++++ DOCUMENT PASSAGE
Assessment of health services based on outcomes rather than on activities done in hospitals or primary care centres is a demand that remains pending. If we were to ask about this in different countries, we would find fairly uniform results: what matters are the results, not the activities.
Let’s ask another question, in this case concerning how health care has been managed during the coronavirus pandemic: Would the results be different if we had a strong and reliable information system that collected every piece of data produced from attending each patient?
Let’s be real. If our health services had suitable data management technology, how many of the 3,347,512 patients infected in Spain, as of the date this was written, would not have been infected? Probably few, given that being infected depends on social, cultural, and work factors. But if the question were, how many of the 76,328 deaths could have been avoided? The answer would probably be different. If we had detailed information on each case, we could have predicted some of the fatal complications and prevented an unspecified number of deaths.
Of the total number of registered cases, only 10% have required admission to a hospital. What do we know about the remaining 90%? What symptomatology do they show? Do they have any residual symptoms? Have they been given any treatment?
Some answers would have been obtained easily by processing certain structured and analysed data. Researchers could certainly have made more progress in seeking treatments or new vaccines.
With the appropriate technological tools, could we have been able to avoid the mortality and morbidity in social-health care residences? Monitoring of the most vulnerable residents would probably have reduced the impact of the pandemic on this group of the population. Having technological tools to support attention for and care of people at higher risk would have given us better results.
++++++++
Answer these questions from the passage above on health data during the coronavirus pandemic:
1. How many patients in Spain had been infected when the passage was written?
2. What percentage of registered cases required hospital admission?
3. How many deaths does the passage cite?
++++ DATA EXTRACT
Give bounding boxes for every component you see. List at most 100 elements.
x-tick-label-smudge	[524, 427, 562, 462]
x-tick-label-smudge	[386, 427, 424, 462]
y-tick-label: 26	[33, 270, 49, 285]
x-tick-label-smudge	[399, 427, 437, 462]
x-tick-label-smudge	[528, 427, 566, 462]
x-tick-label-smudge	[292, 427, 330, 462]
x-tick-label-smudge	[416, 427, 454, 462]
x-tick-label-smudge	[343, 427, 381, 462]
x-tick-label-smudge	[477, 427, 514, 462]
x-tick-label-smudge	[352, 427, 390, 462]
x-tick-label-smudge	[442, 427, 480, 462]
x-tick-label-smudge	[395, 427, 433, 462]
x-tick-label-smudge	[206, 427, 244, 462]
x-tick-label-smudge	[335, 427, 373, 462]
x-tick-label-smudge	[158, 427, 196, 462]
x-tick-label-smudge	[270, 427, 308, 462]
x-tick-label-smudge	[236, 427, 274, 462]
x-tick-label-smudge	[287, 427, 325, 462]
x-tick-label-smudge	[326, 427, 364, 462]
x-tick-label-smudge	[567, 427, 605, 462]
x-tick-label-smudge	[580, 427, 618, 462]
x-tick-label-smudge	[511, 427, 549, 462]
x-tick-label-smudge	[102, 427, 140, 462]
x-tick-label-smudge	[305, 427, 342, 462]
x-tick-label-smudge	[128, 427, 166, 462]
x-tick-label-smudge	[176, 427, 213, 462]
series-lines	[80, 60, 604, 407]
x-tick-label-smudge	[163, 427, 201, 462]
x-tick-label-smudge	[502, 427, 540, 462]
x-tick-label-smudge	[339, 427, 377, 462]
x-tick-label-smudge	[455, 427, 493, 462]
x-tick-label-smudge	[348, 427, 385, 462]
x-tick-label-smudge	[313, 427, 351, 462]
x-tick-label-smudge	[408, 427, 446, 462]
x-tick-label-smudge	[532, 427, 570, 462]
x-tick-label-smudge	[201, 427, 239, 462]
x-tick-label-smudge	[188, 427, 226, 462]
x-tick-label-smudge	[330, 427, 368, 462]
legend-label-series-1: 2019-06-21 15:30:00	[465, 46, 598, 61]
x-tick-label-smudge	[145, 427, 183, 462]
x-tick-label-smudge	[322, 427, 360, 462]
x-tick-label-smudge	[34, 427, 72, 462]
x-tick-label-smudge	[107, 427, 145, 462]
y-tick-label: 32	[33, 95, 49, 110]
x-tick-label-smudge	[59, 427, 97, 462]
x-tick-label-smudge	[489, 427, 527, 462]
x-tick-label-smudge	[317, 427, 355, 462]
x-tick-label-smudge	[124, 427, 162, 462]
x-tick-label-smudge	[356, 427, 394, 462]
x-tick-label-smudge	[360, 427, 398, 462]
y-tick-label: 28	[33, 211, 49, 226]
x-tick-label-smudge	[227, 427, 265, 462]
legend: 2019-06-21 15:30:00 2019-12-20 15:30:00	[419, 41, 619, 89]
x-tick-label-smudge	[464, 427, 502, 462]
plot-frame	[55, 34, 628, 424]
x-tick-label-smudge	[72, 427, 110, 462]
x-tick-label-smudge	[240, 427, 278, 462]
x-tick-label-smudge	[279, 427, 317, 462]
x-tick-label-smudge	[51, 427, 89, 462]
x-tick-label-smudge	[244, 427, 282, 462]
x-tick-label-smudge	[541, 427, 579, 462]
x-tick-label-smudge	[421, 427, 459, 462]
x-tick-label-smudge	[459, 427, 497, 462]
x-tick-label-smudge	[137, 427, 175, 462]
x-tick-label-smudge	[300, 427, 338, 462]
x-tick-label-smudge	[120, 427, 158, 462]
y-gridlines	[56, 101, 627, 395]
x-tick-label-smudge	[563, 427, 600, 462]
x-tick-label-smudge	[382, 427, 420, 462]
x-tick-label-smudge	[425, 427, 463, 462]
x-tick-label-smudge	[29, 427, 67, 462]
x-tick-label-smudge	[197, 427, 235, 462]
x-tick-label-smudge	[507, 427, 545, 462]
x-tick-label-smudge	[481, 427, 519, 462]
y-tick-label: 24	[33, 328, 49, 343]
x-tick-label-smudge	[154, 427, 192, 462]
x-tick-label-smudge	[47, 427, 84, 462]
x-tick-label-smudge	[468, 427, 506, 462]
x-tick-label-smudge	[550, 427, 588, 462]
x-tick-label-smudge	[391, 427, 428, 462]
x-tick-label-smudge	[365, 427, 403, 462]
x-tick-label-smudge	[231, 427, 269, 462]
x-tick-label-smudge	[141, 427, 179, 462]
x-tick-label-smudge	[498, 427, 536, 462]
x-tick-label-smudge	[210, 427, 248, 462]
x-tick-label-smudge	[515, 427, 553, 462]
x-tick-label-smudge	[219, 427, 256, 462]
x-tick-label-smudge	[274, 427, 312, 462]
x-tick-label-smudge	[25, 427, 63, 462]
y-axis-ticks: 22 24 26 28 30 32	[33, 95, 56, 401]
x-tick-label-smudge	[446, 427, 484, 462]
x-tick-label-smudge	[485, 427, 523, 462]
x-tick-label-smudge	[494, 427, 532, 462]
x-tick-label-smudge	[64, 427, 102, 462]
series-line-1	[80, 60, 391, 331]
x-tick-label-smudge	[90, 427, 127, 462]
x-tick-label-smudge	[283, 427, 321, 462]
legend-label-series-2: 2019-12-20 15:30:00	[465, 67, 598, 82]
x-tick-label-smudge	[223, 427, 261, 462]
++++++++
(TASK SOLUTION)
1. 3,347,512
2. 10%
3. 76,328